↓↓↓

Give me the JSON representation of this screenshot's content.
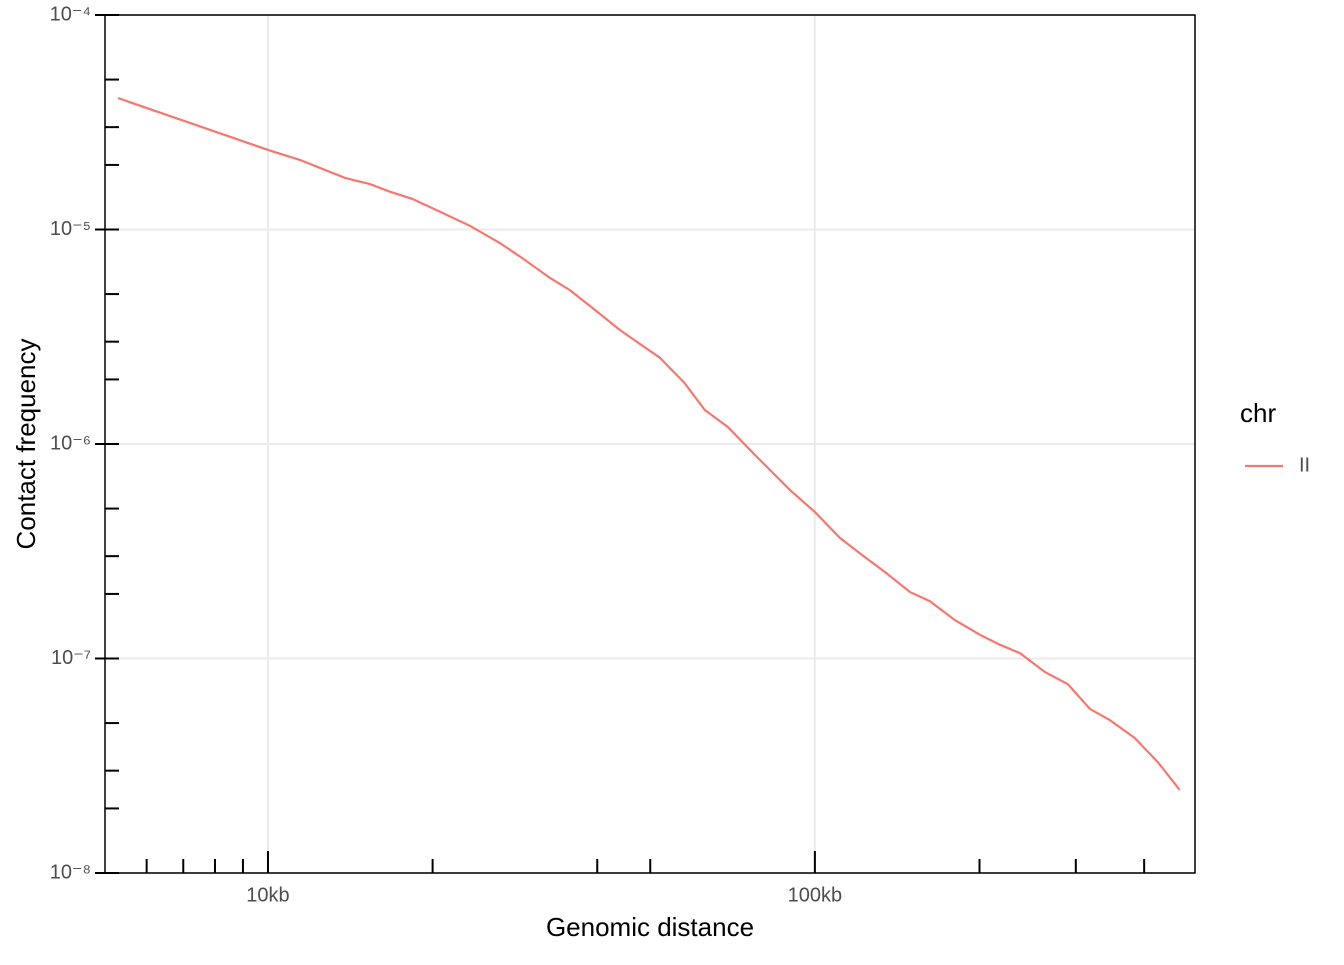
{
  "chart_data": {
    "type": "line",
    "x_label": "Genomic distance",
    "y_label": "Contact frequency",
    "log_x": true,
    "log_y": true,
    "grid": true,
    "legend_title": "chr",
    "legend_position": "right",
    "xlim": [
      5035,
      495500
    ],
    "ylim": [
      1e-08,
      0.0001
    ],
    "xticks": [
      {
        "value": 10000,
        "label": "10kb"
      },
      {
        "value": 100000,
        "label": "100kb"
      }
    ],
    "x_minor_ticks": [
      6000,
      7000,
      8000,
      9000,
      20000,
      40000,
      50000,
      200000,
      300000,
      400000
    ],
    "yticks": [
      {
        "value": 1e-08,
        "label": "10⁻⁸"
      },
      {
        "value": 1e-07,
        "label": "10⁻⁷"
      },
      {
        "value": 1e-06,
        "label": "10⁻⁶"
      },
      {
        "value": 1e-05,
        "label": "10⁻⁵"
      },
      {
        "value": 0.0001,
        "label": "10⁻⁴"
      }
    ],
    "y_minor_ticks": [
      2e-08,
      3e-08,
      5e-08,
      2e-07,
      3e-07,
      5e-07,
      2e-06,
      3e-06,
      5e-06,
      2e-05,
      3e-05,
      5e-05
    ],
    "x": [
      5320,
      10000,
      11440,
      13830,
      15360,
      16710,
      18340,
      19950,
      23400,
      26550,
      29500,
      32800,
      35650,
      39600,
      44000,
      52100,
      57800,
      62900,
      69300,
      77700,
      90000,
      100000,
      111100,
      121900,
      134300,
      149300,
      162300,
      180300,
      200400,
      217800,
      237100,
      263300,
      290100,
      318300,
      346100,
      384400,
      423600,
      464500
    ],
    "series": [
      {
        "name": "II",
        "color": "#F8766D",
        "values": [
          4.1e-05,
          2.35e-05,
          2.11e-05,
          1.74e-05,
          1.63e-05,
          1.5e-05,
          1.39e-05,
          1.26e-05,
          1.04e-05,
          8.65e-06,
          7.21e-06,
          5.94e-06,
          5.22e-06,
          4.22e-06,
          3.4e-06,
          2.52e-06,
          1.92e-06,
          1.44e-06,
          1.2e-06,
          8.89e-07,
          6.11e-07,
          4.82e-07,
          3.65e-07,
          3.04e-07,
          2.53e-07,
          2.04e-07,
          1.85e-07,
          1.51e-07,
          1.29e-07,
          1.16e-07,
          1.06e-07,
          8.65e-08,
          7.6e-08,
          5.82e-08,
          5.16e-08,
          4.26e-08,
          3.29e-08,
          2.44e-08
        ]
      }
    ]
  }
}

↑↑↑

_WHAT THE TASK ASKS_: Write out the data precisely as given, excluding the pictures.

_RESPONSE AREA_:
Give me the JSON representation of this screenshot's content.
{
  "chart_data": {
    "type": "line",
    "x_label": "Genomic distance",
    "y_label": "Contact frequency",
    "log_x": true,
    "log_y": true,
    "grid": true,
    "legend_title": "chr",
    "legend_position": "right",
    "xlim": [
      5035,
      495500
    ],
    "ylim": [
      1e-08,
      0.0001
    ],
    "xticks": [
      {
        "value": 10000,
        "label": "10kb"
      },
      {
        "value": 100000,
        "label": "100kb"
      }
    ],
    "x_minor_ticks": [
      6000,
      7000,
      8000,
      9000,
      20000,
      40000,
      50000,
      200000,
      300000,
      400000
    ],
    "yticks": [
      {
        "value": 1e-08,
        "label": "10⁻⁸"
      },
      {
        "value": 1e-07,
        "label": "10⁻⁷"
      },
      {
        "value": 1e-06,
        "label": "10⁻⁶"
      },
      {
        "value": 1e-05,
        "label": "10⁻⁵"
      },
      {
        "value": 0.0001,
        "label": "10⁻⁴"
      }
    ],
    "y_minor_ticks": [
      2e-08,
      3e-08,
      5e-08,
      2e-07,
      3e-07,
      5e-07,
      2e-06,
      3e-06,
      5e-06,
      2e-05,
      3e-05,
      5e-05
    ],
    "x": [
      5320,
      10000,
      11440,
      13830,
      15360,
      16710,
      18340,
      19950,
      23400,
      26550,
      29500,
      32800,
      35650,
      39600,
      44000,
      52100,
      57800,
      62900,
      69300,
      77700,
      90000,
      100000,
      111100,
      121900,
      134300,
      149300,
      162300,
      180300,
      200400,
      217800,
      237100,
      263300,
      290100,
      318300,
      346100,
      384400,
      423600,
      464500
    ],
    "series": [
      {
        "name": "II",
        "color": "#F8766D",
        "values": [
          4.1e-05,
          2.35e-05,
          2.11e-05,
          1.74e-05,
          1.63e-05,
          1.5e-05,
          1.39e-05,
          1.26e-05,
          1.04e-05,
          8.65e-06,
          7.21e-06,
          5.94e-06,
          5.22e-06,
          4.22e-06,
          3.4e-06,
          2.52e-06,
          1.92e-06,
          1.44e-06,
          1.2e-06,
          8.89e-07,
          6.11e-07,
          4.82e-07,
          3.65e-07,
          3.04e-07,
          2.53e-07,
          2.04e-07,
          1.85e-07,
          1.51e-07,
          1.29e-07,
          1.16e-07,
          1.06e-07,
          8.65e-08,
          7.6e-08,
          5.82e-08,
          5.16e-08,
          4.26e-08,
          3.29e-08,
          2.44e-08
        ]
      }
    ]
  }
}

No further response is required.